--- START OF Supplied records ---

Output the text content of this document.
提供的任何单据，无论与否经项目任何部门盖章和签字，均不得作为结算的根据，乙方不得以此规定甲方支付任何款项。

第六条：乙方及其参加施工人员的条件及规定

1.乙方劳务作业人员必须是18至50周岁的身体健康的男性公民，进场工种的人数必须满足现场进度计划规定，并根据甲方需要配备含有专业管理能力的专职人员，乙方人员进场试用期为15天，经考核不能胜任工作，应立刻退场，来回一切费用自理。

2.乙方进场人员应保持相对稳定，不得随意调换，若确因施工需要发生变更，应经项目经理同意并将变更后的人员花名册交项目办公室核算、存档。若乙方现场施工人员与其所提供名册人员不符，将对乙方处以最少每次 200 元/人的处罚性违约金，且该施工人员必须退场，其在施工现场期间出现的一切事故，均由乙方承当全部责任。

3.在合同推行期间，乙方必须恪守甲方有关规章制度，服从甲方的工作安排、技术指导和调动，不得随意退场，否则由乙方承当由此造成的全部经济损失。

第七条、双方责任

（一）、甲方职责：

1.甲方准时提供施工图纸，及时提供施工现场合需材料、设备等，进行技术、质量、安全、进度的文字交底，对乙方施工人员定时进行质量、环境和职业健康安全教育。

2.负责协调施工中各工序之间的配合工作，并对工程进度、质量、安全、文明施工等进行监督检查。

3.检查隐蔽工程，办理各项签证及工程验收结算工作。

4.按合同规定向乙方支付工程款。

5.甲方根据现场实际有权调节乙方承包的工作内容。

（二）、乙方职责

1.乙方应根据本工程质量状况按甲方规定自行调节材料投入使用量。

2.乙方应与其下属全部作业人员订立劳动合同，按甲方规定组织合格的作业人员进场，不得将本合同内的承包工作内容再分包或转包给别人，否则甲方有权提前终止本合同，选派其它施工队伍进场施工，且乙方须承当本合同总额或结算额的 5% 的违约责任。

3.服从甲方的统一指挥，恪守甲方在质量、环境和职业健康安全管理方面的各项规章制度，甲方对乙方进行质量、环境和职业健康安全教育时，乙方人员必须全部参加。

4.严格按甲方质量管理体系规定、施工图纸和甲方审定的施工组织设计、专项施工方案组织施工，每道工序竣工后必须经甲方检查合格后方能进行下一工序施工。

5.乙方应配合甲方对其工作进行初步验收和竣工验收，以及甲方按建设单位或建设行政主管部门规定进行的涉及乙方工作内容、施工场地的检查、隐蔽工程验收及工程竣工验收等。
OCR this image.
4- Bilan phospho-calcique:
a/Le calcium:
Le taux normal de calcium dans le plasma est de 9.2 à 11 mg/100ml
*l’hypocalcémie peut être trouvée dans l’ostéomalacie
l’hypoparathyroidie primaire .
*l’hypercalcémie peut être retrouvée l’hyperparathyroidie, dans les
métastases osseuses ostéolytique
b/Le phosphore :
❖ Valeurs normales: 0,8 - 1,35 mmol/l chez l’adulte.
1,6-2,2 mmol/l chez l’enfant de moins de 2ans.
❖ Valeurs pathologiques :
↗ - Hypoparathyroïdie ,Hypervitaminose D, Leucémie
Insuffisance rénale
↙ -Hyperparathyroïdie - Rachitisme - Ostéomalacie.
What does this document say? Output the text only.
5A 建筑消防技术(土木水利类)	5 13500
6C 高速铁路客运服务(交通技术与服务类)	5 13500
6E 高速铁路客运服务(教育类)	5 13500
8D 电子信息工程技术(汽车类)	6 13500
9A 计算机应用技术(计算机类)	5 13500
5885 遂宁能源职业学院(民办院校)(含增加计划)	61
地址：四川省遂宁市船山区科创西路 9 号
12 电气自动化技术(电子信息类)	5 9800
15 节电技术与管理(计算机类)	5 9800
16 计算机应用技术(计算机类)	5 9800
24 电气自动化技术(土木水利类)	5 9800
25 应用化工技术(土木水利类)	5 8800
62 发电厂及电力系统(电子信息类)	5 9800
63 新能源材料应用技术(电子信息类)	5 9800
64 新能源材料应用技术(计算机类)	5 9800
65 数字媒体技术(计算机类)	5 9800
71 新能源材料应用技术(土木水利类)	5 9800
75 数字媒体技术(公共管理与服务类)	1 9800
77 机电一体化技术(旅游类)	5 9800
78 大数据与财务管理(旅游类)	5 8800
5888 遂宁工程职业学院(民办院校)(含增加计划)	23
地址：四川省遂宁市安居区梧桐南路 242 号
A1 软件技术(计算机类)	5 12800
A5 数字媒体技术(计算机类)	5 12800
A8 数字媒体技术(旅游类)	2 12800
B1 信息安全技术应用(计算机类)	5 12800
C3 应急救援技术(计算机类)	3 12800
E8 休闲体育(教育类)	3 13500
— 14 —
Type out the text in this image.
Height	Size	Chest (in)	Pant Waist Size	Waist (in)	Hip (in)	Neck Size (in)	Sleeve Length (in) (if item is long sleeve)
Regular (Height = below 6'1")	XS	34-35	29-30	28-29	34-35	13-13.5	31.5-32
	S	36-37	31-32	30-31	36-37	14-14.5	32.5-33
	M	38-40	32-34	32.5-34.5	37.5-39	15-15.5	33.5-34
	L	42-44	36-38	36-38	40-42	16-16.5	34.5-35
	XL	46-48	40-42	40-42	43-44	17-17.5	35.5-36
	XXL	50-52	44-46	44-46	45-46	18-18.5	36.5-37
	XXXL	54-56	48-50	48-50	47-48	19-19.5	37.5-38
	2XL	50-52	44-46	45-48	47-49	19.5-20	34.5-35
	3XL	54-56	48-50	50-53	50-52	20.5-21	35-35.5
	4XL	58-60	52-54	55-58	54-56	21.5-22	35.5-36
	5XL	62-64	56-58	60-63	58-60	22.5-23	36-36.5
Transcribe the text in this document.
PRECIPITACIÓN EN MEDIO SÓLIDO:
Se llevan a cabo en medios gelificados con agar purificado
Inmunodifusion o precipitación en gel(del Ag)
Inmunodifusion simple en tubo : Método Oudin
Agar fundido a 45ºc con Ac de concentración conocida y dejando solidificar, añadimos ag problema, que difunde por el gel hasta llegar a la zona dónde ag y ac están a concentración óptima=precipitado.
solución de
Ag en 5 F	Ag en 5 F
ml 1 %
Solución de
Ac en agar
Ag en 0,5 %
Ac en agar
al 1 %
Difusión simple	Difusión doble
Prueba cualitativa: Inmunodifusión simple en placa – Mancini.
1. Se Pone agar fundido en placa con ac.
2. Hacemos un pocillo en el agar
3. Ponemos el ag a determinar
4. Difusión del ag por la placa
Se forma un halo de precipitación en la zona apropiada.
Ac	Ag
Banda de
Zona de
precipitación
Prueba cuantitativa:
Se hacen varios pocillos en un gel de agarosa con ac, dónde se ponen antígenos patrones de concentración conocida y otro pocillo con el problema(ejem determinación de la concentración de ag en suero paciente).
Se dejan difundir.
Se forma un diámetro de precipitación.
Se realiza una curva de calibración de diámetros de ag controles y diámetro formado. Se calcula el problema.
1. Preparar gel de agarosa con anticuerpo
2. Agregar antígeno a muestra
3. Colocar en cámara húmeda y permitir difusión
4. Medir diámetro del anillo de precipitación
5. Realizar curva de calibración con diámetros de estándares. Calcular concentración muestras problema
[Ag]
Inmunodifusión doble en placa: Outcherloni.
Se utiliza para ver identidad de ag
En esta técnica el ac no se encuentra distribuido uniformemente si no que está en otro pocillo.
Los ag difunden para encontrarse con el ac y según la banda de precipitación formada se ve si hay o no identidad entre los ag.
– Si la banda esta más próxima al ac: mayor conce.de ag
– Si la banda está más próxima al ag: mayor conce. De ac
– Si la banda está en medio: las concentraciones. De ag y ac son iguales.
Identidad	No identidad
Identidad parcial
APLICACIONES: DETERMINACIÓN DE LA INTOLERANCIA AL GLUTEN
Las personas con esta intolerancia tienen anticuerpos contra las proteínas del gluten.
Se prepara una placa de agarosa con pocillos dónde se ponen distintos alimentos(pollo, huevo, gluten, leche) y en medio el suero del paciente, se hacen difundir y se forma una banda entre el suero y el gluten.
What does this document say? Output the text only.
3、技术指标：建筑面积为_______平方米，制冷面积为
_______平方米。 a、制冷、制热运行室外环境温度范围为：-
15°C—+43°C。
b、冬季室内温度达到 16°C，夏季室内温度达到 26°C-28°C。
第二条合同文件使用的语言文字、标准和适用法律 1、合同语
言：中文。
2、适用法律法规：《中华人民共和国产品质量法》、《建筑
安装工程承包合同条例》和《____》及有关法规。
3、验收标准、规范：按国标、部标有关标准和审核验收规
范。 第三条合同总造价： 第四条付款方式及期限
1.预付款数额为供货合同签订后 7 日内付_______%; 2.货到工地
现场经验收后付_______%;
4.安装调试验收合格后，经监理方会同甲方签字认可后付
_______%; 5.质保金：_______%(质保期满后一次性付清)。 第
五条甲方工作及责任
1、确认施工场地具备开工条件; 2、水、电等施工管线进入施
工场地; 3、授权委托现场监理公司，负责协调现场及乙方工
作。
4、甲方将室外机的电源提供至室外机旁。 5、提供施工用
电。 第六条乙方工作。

--- END OF Supplied records ---

:: What you should do ::
Collect the complete line wherever the string "mmol" appears in the records.

:: Expected answer ::
❖ Valeurs normales: 0,8 - 1,35 mmol/l chez l’adulte.
1,6-2,2 mmol/l chez l’enfant de moins de 2ans.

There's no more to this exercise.